# DIRECTIVE:
Show all lines holding the string "this".

# EXERCISE MATERIALS:
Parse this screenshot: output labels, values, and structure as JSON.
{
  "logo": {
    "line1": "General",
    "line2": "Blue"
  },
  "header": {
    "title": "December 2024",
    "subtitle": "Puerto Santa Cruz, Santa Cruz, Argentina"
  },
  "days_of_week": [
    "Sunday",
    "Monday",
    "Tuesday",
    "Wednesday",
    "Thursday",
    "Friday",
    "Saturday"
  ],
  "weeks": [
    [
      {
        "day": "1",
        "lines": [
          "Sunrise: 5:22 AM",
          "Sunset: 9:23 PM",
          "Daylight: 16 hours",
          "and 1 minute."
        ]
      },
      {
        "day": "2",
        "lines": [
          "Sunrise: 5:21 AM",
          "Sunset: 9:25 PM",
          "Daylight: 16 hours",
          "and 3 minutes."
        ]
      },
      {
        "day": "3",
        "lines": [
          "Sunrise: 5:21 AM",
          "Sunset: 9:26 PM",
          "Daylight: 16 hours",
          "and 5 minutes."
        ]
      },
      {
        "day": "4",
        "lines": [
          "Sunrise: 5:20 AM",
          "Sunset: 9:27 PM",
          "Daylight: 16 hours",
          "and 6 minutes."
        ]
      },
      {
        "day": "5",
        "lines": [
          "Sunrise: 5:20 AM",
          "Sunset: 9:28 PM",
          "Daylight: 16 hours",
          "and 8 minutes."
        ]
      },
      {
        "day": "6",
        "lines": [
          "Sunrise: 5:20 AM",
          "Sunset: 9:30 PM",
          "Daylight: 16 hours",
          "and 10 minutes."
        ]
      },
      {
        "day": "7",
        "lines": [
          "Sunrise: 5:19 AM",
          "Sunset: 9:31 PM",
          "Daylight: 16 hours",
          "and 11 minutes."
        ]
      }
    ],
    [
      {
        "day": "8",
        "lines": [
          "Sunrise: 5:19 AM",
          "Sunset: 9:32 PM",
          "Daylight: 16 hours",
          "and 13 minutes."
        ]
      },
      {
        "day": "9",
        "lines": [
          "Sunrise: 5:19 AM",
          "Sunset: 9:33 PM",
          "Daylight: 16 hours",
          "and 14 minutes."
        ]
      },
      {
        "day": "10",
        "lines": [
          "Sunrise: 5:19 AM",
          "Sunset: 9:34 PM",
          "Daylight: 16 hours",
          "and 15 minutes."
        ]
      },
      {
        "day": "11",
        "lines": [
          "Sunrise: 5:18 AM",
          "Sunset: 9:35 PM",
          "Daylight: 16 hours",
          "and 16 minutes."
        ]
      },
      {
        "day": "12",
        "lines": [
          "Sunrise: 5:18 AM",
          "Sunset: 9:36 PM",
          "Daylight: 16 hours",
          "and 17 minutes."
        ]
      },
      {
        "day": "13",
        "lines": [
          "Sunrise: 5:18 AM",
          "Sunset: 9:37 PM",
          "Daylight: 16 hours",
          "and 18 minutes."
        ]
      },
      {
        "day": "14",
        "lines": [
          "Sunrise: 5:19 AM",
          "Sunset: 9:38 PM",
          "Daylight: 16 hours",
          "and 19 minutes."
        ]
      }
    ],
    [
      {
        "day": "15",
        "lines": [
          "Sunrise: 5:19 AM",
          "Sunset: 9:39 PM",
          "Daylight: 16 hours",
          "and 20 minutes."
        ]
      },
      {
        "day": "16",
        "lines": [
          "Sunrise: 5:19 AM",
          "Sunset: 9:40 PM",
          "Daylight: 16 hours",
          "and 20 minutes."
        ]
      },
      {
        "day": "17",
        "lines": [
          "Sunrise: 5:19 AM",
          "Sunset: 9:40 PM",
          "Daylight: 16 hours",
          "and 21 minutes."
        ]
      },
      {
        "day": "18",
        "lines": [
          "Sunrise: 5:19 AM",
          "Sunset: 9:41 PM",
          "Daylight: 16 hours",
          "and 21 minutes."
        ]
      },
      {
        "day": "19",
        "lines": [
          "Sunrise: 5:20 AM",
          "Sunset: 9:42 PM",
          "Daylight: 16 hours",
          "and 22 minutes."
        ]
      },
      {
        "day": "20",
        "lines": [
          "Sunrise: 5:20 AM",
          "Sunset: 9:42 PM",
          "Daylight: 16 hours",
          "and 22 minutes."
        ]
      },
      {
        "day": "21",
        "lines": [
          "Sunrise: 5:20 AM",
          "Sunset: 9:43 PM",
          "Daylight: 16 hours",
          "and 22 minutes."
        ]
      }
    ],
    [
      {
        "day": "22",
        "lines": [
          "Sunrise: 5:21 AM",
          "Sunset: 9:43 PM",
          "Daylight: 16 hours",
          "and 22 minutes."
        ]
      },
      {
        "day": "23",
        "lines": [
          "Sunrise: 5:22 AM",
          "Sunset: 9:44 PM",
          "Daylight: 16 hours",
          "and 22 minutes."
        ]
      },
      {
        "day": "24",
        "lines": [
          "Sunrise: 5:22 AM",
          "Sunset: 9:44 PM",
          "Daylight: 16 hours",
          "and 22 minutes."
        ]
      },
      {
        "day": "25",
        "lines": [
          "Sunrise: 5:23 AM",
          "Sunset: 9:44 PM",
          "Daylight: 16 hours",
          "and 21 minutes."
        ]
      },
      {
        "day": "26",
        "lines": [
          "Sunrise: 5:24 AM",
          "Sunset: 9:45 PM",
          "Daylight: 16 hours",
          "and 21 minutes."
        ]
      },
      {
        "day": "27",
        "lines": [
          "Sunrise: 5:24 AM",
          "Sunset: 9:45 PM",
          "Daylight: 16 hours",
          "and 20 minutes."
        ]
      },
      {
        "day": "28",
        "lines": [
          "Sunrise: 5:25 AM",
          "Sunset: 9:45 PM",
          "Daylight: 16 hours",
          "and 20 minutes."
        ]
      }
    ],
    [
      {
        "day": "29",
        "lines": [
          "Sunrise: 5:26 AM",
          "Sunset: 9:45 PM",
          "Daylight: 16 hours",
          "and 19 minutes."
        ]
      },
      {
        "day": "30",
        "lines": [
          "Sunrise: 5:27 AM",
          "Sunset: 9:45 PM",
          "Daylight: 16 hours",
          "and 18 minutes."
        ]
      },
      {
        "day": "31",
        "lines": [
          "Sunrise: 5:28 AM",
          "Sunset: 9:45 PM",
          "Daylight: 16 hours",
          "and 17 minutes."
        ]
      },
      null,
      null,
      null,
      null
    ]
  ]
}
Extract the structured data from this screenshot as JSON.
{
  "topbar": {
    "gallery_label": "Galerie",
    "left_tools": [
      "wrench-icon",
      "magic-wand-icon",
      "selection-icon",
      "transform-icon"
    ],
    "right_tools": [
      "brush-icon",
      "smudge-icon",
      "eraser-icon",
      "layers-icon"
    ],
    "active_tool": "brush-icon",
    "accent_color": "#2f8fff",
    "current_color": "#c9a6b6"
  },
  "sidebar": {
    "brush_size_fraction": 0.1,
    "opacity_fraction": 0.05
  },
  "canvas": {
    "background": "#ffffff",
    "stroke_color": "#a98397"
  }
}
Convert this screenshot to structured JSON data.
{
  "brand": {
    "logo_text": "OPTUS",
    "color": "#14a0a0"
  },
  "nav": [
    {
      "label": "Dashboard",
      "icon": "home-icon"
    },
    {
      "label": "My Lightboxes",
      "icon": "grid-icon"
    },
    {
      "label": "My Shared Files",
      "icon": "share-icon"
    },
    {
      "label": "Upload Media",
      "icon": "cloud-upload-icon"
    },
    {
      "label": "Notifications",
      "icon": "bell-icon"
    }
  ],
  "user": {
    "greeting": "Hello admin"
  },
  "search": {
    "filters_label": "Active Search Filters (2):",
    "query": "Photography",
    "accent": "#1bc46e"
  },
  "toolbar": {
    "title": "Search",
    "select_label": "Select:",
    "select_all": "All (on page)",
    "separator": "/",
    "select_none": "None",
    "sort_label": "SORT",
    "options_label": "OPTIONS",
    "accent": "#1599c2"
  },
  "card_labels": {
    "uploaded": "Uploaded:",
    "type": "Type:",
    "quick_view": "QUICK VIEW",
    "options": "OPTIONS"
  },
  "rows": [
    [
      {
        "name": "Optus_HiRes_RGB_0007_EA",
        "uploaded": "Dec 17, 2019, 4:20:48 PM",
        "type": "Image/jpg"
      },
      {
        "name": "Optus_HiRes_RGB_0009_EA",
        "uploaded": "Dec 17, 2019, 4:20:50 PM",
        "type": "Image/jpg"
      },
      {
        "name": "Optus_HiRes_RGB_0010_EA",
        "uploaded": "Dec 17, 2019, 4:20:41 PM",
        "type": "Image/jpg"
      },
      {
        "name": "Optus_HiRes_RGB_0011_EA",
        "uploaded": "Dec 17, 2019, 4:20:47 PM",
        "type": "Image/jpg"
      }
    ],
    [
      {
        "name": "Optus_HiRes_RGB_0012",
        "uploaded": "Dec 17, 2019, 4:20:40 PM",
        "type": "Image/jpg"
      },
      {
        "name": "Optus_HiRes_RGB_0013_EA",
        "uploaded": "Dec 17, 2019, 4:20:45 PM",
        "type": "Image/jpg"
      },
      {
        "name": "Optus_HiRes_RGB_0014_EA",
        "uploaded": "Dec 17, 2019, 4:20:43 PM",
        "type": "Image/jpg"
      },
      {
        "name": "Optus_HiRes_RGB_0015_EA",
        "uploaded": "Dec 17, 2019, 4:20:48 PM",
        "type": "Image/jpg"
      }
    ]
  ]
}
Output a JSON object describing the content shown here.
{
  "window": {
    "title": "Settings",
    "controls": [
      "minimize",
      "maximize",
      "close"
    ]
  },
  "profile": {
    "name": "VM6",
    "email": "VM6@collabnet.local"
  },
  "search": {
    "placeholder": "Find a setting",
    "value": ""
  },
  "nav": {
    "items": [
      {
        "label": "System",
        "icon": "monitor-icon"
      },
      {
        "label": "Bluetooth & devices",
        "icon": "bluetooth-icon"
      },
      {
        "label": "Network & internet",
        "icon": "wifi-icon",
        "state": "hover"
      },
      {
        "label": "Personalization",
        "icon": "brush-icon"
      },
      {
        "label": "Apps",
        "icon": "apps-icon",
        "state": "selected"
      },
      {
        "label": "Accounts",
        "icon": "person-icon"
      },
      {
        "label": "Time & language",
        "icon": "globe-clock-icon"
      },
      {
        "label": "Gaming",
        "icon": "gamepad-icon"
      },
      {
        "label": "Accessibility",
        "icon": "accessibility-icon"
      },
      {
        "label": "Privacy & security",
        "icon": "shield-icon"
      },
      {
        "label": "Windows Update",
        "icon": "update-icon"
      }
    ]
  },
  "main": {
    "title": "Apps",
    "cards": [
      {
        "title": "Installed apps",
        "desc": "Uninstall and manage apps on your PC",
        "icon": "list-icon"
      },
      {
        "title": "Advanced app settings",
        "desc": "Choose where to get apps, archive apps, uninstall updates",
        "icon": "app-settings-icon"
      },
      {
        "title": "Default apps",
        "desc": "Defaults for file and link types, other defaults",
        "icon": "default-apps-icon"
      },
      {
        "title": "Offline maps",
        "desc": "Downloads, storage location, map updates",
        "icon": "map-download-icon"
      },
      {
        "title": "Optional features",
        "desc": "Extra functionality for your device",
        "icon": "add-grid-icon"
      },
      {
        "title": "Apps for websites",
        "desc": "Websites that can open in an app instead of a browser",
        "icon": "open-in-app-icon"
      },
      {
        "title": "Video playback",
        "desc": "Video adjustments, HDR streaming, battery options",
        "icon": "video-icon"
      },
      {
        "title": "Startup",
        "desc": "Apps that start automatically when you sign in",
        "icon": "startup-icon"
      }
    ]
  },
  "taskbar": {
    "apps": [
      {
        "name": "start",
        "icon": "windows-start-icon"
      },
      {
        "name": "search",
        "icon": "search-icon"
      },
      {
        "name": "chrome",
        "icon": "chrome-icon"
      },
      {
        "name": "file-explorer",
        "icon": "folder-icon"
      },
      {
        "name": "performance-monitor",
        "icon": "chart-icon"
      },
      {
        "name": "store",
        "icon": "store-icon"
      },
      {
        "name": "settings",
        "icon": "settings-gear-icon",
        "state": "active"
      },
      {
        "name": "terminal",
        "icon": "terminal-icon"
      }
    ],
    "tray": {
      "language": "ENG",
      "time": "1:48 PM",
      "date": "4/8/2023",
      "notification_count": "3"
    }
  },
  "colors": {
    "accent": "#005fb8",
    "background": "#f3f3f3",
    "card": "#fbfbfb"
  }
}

# FINAL ANSWER:
Parse this screenshot: output labels, values, and structure as JSON.
Extract the structured data from this screenshot as JSON.
Convert this screenshot to structured JSON data.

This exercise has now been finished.